### Problem statement
Reproduce, without any alteration, the part of the data that opens with the line containing "itemize the components" and closes with the line containing "index-entry: Portner, Kaspar, Regensburger", with both of those lines included.

### Data rows
## start

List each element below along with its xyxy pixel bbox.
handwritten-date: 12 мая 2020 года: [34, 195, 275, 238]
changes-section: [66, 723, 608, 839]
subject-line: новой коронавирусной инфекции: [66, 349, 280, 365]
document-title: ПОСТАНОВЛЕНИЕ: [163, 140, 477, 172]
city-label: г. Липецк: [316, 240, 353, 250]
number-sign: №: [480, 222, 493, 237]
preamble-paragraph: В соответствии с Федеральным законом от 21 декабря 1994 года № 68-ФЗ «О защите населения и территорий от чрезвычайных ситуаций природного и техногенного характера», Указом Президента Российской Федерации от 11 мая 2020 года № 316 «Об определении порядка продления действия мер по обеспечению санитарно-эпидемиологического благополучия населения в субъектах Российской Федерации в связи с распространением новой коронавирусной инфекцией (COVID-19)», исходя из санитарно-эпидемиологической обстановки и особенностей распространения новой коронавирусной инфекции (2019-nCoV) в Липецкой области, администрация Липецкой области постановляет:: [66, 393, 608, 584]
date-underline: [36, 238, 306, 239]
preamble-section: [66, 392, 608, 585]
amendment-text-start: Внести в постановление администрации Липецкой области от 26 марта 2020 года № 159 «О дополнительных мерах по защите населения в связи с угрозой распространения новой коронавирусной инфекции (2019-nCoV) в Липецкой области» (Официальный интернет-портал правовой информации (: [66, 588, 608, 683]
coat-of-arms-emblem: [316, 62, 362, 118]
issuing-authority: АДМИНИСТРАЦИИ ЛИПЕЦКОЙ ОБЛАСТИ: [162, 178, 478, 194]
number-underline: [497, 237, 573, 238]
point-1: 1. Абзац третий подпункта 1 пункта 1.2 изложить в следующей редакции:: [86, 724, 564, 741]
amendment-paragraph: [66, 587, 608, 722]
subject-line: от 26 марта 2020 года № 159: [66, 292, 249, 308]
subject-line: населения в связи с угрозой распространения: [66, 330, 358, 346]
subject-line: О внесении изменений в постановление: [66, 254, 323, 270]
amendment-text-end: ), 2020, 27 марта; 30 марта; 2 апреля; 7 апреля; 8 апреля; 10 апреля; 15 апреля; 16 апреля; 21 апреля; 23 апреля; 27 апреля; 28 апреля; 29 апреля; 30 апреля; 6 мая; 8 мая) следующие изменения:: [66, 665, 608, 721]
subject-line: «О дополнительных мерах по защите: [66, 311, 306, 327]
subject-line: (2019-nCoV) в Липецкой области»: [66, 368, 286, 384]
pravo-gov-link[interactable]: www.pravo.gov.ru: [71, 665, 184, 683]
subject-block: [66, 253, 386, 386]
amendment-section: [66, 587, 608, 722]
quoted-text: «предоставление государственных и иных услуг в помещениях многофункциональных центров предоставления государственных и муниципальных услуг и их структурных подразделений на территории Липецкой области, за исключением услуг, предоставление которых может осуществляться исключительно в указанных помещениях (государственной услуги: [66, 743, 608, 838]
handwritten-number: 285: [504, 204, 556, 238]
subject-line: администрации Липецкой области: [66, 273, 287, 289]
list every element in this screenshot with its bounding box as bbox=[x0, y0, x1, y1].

## end
## start

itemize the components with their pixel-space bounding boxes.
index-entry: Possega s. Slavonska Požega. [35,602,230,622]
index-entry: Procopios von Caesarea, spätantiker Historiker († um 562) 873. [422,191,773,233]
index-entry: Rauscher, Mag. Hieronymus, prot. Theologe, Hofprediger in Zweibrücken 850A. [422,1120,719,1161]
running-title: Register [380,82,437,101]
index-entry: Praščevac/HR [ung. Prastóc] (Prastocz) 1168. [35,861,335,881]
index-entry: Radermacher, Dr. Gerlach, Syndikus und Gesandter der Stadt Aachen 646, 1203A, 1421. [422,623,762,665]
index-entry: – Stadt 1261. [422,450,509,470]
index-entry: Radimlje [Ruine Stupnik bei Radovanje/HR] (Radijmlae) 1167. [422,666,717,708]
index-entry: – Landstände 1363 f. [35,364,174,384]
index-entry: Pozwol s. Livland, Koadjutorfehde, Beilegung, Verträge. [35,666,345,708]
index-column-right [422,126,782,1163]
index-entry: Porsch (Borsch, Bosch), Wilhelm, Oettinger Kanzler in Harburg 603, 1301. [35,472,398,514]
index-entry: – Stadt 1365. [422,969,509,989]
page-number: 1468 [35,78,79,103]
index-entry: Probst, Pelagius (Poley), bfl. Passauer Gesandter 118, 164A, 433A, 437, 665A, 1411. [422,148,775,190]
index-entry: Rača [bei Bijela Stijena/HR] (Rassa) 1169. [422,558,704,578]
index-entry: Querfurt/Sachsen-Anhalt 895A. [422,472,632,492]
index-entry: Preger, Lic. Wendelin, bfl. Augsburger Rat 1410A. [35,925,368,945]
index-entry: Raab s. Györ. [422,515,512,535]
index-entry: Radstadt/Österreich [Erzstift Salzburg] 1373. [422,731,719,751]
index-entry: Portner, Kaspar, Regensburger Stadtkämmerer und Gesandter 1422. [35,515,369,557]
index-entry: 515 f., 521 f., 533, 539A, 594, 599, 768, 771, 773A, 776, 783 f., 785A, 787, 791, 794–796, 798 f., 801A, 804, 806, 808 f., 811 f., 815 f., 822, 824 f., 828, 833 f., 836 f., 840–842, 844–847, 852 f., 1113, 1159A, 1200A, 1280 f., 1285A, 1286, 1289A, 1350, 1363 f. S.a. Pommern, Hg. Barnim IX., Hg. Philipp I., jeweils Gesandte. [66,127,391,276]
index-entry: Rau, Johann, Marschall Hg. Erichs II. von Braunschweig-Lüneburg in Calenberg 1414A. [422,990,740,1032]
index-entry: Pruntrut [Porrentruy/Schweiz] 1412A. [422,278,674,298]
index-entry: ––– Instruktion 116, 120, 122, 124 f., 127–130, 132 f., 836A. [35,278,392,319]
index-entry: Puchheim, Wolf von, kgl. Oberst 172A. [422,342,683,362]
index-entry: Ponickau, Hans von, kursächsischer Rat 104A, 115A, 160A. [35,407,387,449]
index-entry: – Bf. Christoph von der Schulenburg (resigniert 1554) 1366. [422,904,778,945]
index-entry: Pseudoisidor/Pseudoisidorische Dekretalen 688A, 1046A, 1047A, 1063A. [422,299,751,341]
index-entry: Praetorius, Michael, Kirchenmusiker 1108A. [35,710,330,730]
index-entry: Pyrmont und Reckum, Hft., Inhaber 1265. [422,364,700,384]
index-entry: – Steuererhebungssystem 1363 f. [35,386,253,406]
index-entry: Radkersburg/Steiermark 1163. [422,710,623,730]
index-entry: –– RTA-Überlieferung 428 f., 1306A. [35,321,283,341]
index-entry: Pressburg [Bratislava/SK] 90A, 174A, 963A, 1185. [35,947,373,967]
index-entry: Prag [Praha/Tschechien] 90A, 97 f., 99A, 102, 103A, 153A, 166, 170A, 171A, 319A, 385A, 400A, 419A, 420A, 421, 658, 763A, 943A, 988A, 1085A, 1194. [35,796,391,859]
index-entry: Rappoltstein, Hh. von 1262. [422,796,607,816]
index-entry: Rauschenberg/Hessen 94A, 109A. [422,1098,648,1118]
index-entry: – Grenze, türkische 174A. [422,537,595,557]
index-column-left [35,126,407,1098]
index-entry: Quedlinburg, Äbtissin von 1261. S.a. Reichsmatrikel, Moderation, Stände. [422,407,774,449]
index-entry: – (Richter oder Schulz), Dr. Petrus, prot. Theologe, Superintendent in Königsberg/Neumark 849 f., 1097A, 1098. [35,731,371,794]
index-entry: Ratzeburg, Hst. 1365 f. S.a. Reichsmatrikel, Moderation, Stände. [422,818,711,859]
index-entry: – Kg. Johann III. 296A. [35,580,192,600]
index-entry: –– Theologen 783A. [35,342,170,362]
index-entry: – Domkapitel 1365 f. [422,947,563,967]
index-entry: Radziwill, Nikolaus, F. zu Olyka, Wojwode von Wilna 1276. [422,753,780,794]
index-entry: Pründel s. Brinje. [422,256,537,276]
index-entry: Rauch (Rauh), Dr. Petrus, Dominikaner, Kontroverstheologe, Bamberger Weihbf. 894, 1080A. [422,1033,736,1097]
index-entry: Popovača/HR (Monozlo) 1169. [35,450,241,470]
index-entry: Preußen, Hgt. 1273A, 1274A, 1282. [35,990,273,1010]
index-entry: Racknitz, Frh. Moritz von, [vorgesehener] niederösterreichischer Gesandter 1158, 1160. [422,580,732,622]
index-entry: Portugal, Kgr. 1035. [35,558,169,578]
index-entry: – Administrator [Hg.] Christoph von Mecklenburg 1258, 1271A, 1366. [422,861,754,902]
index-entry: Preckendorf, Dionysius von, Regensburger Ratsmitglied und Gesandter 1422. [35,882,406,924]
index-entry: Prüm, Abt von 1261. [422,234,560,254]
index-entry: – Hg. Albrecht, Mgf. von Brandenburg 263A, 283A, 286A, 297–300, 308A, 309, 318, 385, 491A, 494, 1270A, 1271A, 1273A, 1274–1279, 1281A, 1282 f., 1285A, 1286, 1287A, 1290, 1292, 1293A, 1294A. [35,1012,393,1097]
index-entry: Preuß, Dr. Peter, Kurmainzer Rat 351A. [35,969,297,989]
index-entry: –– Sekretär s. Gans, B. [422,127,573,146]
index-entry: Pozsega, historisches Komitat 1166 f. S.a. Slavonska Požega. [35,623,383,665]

## end
## start

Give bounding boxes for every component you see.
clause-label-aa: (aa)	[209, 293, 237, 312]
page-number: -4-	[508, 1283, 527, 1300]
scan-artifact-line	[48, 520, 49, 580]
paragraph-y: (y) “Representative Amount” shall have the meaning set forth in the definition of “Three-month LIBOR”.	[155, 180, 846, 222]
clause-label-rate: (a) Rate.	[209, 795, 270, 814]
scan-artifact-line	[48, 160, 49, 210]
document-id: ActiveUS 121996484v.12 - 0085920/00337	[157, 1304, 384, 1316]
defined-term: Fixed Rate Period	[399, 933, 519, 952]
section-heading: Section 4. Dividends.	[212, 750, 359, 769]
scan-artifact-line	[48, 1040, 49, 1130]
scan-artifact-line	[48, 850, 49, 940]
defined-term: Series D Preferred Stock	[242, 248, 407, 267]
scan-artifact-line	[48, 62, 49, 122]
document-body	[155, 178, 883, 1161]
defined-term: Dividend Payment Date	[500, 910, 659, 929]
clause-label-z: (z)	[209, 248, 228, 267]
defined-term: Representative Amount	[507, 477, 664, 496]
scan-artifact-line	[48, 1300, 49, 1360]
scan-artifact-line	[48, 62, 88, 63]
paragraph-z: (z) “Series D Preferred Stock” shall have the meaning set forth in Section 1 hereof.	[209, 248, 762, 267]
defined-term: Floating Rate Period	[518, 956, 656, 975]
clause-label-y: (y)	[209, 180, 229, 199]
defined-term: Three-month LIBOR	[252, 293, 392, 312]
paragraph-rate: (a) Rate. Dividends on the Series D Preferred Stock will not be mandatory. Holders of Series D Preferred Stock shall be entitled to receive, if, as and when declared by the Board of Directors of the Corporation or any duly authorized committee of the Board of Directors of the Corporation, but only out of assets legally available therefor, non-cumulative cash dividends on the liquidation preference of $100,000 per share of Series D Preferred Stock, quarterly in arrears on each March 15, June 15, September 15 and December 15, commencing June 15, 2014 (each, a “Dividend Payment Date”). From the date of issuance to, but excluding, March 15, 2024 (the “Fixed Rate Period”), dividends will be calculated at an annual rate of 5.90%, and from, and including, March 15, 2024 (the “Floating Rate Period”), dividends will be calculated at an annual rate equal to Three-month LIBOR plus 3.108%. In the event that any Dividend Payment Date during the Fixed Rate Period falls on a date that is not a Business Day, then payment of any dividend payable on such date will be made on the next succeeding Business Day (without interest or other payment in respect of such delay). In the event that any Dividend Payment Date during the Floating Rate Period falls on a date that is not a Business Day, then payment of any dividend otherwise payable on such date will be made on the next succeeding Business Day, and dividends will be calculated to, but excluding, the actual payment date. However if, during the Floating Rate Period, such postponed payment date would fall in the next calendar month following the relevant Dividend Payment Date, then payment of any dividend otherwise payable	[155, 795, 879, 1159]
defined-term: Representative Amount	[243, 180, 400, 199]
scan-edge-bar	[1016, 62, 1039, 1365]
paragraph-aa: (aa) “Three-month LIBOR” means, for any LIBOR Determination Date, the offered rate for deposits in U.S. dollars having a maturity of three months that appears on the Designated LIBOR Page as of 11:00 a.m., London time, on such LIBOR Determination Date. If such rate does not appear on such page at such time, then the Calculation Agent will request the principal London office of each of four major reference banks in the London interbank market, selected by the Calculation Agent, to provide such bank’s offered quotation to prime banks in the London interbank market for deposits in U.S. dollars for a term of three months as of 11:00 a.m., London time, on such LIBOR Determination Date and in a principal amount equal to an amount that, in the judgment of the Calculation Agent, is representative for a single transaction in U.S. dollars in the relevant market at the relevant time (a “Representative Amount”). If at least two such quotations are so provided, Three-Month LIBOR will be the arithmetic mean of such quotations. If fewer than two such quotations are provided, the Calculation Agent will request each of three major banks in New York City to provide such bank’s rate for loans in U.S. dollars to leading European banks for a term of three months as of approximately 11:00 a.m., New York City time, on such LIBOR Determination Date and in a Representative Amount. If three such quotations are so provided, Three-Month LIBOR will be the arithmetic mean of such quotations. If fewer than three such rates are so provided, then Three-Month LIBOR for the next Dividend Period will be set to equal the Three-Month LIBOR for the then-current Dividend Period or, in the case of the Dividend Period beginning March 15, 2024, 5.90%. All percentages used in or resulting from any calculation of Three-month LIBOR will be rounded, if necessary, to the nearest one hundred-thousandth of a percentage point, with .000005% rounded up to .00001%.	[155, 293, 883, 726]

## end

### Written solution
itemize the components with their pixel-space bounding boxes.
index-entry: Possega s. Slavonska Požega. [35,602,230,622]
index-entry: Procopios von Caesarea, spätantiker Historiker († um 562) 873. [422,191,773,233]
index-entry: Rauscher, Mag. Hieronymus, prot. Theologe, Hofprediger in Zweibrücken 850A. [422,1120,719,1161]
running-title: Register [380,82,437,101]
index-entry: Praščevac/HR [ung. Prastóc] (Prastocz) 1168. [35,861,335,881]
index-entry: Radermacher, Dr. Gerlach, Syndikus und Gesandter der Stadt Aachen 646, 1203A, 1421. [422,623,762,665]
index-entry: – Stadt 1261. [422,450,509,470]
index-entry: Radimlje [Ruine Stupnik bei Radovanje/HR] (Radijmlae) 1167. [422,666,717,708]
index-entry: – Landstände 1363 f. [35,364,174,384]
index-entry: Pozwol s. Livland, Koadjutorfehde, Beilegung, Verträge. [35,666,345,708]
index-column-right [422,126,782,1163]
index-entry: Porsch (Borsch, Bosch), Wilhelm, Oettinger Kanzler in Harburg 603, 1301. [35,472,398,514]
index-entry: – Stadt 1365. [422,969,509,989]
page-number: 1468 [35,78,79,103]
index-entry: Probst, Pelagius (Poley), bfl. Passauer Gesandter 118, 164A, 433A, 437, 665A, 1411. [422,148,775,190]
index-entry: Rača [bei Bijela Stijena/HR] (Rassa) 1169. [422,558,704,578]
index-entry: Querfurt/Sachsen-Anhalt 895A. [422,472,632,492]
index-entry: Preger, Lic. Wendelin, bfl. Augsburger Rat 1410A. [35,925,368,945]
index-entry: Raab s. Györ. [422,515,512,535]
index-entry: Radstadt/Österreich [Erzstift Salzburg] 1373. [422,731,719,751]
index-entry: Portner, Kaspar, Regensburger Stadtkämmerer und Gesandter 1422. [35,515,369,557]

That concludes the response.